**What the task asks**: Which lines hold the word "dưới"? Show each of them.
········
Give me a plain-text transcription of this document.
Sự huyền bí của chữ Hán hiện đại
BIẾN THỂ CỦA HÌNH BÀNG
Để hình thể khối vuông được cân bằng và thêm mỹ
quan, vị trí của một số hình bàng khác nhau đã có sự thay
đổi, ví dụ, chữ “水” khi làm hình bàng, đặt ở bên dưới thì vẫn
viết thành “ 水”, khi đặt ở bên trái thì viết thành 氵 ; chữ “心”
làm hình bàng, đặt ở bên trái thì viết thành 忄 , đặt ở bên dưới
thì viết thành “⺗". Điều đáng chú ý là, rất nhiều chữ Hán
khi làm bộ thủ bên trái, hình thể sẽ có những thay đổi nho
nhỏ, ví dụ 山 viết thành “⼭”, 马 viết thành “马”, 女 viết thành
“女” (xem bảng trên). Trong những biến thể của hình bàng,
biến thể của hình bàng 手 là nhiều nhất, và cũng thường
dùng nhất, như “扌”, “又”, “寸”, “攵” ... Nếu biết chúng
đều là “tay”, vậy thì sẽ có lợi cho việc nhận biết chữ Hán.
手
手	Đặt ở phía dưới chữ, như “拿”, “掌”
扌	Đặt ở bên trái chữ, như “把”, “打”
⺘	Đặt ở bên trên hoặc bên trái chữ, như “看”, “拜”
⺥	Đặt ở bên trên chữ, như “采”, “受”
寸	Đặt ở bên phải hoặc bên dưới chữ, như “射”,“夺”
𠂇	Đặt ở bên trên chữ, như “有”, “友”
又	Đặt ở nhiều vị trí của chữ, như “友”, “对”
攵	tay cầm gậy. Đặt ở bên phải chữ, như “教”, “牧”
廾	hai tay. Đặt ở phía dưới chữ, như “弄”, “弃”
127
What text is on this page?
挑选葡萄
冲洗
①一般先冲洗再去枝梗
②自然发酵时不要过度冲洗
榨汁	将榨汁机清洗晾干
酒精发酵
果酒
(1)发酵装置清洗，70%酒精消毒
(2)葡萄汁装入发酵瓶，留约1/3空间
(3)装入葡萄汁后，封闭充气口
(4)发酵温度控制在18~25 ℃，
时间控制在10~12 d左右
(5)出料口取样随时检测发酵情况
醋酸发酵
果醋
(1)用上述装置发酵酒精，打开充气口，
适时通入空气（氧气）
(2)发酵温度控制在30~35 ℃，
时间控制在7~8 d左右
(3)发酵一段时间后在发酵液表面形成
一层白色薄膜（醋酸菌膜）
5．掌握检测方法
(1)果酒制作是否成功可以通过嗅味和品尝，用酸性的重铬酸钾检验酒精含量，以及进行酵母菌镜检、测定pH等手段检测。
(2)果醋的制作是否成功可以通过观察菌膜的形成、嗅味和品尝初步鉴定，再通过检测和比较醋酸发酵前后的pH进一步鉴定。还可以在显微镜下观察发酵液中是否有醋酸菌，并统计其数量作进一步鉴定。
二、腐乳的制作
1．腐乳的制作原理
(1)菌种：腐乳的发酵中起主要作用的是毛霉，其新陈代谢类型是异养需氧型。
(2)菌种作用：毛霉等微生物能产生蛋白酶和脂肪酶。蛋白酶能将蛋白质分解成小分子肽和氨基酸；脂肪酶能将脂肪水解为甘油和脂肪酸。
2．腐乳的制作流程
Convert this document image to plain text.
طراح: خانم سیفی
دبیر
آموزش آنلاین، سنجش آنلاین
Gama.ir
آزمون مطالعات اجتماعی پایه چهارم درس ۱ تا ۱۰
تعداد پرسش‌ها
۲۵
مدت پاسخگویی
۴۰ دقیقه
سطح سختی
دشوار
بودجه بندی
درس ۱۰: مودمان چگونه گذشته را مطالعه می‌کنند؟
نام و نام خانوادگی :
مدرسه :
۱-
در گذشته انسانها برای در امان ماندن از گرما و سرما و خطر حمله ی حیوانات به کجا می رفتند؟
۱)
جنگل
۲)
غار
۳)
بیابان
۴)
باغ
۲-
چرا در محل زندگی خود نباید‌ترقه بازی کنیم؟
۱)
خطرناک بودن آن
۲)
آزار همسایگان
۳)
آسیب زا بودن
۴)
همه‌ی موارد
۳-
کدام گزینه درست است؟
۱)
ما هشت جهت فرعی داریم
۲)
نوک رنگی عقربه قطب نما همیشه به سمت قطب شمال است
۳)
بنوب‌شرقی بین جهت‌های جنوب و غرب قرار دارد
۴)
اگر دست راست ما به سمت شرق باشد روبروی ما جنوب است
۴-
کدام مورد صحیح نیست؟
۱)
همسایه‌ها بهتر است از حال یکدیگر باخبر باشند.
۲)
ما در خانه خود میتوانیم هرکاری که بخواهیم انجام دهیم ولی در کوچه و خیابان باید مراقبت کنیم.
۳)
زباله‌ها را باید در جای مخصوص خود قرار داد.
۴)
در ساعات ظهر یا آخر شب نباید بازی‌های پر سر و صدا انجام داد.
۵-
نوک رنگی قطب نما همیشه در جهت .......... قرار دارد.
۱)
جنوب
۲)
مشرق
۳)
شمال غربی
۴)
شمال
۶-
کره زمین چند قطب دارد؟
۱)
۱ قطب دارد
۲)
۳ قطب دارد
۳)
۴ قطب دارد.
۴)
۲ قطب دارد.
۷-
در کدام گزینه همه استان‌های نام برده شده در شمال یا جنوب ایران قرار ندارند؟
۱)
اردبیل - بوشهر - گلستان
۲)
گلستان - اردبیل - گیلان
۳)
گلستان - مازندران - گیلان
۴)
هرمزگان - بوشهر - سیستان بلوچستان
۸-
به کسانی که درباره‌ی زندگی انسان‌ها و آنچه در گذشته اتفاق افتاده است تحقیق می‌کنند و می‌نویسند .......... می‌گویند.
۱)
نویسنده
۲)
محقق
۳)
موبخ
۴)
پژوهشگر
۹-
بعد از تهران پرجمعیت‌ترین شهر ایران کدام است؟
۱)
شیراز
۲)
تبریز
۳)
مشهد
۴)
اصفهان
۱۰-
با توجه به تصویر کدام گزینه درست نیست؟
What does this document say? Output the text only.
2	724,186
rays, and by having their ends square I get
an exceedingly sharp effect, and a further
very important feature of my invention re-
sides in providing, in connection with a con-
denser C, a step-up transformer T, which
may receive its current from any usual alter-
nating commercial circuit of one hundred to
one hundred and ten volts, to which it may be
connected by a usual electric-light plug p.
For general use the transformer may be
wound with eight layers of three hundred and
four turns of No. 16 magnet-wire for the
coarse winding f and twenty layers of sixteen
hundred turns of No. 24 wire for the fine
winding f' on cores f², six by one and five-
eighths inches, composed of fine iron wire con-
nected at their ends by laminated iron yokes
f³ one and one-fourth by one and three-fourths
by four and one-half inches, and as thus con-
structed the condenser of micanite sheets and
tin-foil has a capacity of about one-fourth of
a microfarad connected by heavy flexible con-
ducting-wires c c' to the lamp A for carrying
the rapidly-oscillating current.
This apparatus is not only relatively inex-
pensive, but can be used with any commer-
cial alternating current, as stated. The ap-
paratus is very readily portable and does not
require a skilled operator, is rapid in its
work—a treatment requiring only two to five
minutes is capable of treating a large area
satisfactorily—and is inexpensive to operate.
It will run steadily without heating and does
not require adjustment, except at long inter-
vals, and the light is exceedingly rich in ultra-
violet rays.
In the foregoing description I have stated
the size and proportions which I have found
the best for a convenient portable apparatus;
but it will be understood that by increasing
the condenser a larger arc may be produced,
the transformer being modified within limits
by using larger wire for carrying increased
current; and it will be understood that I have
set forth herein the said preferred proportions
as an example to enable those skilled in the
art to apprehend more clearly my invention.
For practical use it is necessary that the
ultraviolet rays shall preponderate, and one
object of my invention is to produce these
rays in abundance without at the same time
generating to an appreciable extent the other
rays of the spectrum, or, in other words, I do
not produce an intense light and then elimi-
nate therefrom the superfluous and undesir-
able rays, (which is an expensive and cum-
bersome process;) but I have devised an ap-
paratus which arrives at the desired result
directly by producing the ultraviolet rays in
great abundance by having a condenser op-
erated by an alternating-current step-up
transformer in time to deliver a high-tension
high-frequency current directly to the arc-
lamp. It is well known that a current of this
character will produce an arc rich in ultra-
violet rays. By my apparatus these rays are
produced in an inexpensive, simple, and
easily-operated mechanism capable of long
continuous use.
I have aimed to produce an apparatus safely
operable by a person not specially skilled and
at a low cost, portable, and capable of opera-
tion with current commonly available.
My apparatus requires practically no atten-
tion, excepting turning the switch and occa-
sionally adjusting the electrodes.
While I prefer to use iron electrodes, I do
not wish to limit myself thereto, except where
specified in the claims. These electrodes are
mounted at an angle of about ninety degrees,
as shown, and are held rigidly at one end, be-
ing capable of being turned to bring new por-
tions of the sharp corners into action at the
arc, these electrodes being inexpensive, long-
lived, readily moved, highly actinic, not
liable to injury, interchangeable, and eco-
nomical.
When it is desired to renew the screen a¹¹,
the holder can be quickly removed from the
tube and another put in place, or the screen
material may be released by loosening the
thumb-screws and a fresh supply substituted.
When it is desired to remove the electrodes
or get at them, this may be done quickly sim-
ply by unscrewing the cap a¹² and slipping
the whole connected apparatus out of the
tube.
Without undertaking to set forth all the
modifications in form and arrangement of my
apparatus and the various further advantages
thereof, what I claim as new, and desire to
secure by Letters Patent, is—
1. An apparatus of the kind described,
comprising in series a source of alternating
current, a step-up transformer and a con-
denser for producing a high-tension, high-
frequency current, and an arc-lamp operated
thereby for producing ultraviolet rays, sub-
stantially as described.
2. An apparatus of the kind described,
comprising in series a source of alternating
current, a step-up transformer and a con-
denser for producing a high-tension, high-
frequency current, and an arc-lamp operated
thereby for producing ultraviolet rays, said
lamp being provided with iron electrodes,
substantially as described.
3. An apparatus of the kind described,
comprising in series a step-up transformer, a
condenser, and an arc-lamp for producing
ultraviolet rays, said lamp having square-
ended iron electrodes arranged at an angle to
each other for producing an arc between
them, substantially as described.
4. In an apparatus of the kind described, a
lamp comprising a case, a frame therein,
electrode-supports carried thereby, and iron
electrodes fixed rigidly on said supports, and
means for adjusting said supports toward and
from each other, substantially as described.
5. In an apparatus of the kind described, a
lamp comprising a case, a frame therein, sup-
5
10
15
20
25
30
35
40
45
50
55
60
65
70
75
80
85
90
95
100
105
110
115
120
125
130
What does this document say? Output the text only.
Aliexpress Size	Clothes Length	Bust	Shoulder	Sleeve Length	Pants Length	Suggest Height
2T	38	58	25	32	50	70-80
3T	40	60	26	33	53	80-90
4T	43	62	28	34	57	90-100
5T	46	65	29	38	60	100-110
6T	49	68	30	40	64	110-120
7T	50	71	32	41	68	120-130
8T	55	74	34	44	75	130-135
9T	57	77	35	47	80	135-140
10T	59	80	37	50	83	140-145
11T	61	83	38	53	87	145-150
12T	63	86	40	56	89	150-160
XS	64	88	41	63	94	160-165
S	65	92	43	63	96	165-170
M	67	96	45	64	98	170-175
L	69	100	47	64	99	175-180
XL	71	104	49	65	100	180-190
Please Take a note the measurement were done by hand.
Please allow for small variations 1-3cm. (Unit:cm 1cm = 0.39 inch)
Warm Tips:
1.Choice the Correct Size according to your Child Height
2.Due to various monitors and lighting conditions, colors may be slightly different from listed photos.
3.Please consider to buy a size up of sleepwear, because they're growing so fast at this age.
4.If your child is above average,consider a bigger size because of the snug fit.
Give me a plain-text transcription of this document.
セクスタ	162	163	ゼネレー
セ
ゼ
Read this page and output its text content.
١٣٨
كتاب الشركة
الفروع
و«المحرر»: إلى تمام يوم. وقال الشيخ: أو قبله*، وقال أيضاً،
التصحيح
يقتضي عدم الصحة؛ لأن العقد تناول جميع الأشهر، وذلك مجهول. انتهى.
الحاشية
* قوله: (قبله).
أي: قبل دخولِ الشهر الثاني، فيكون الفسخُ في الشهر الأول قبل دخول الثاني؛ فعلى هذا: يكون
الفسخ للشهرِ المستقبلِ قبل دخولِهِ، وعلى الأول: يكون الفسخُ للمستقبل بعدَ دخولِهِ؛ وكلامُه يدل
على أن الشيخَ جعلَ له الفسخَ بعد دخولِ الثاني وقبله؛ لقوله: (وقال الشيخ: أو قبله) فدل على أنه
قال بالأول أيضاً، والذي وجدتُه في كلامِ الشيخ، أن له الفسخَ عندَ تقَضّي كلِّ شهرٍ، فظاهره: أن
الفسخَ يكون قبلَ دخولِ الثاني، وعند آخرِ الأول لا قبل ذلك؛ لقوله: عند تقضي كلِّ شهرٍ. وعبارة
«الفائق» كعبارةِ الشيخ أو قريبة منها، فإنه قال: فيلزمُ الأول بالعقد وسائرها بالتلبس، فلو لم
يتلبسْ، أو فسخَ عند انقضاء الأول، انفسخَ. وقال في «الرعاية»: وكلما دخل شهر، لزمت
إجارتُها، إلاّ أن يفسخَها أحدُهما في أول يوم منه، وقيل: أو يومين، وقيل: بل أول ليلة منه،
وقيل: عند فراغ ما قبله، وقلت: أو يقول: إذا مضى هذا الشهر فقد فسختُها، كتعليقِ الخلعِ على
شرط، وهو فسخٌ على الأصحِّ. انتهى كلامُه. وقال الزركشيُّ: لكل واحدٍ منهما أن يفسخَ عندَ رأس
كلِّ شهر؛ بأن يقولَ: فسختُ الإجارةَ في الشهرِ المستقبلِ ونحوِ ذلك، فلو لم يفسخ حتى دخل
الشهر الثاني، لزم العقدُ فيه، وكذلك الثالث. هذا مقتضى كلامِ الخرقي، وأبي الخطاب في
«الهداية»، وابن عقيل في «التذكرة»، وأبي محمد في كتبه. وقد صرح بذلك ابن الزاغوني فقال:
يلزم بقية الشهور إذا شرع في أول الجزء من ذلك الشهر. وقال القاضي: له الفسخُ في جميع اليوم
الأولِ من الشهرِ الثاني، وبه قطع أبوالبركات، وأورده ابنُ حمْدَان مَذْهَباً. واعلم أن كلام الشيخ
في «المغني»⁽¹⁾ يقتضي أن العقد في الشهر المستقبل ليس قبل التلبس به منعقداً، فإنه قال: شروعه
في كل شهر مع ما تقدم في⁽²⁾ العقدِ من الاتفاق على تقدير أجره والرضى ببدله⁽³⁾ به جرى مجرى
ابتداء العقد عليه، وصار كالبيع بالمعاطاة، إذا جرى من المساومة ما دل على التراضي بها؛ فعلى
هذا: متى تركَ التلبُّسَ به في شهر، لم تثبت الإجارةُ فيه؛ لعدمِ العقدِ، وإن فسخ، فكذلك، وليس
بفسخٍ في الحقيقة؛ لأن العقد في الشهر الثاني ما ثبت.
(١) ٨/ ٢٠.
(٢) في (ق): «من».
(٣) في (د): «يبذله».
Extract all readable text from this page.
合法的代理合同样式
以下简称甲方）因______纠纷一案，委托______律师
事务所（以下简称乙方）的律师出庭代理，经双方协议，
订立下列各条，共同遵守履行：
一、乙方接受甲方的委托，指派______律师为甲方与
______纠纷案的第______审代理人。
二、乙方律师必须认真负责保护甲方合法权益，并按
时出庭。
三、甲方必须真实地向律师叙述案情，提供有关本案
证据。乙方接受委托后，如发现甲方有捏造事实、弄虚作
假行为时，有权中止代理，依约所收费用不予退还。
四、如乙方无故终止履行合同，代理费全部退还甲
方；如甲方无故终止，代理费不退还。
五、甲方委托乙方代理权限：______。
········
**Written response**:
đổi, ví dụ, chữ “水” khi làm hình bàng, đặt ở bên dưới thì vẫn
làm hình bàng, đặt ở bên trái thì viết thành 忄 , đặt ở bên dưới
手	Đặt ở phía dưới chữ, như “拿”, “掌”
寸	Đặt ở bên phải hoặc bên dưới chữ, như “射”,“夺”
廾	hai tay. Đặt ở phía dưới chữ, như “弄”, “弃”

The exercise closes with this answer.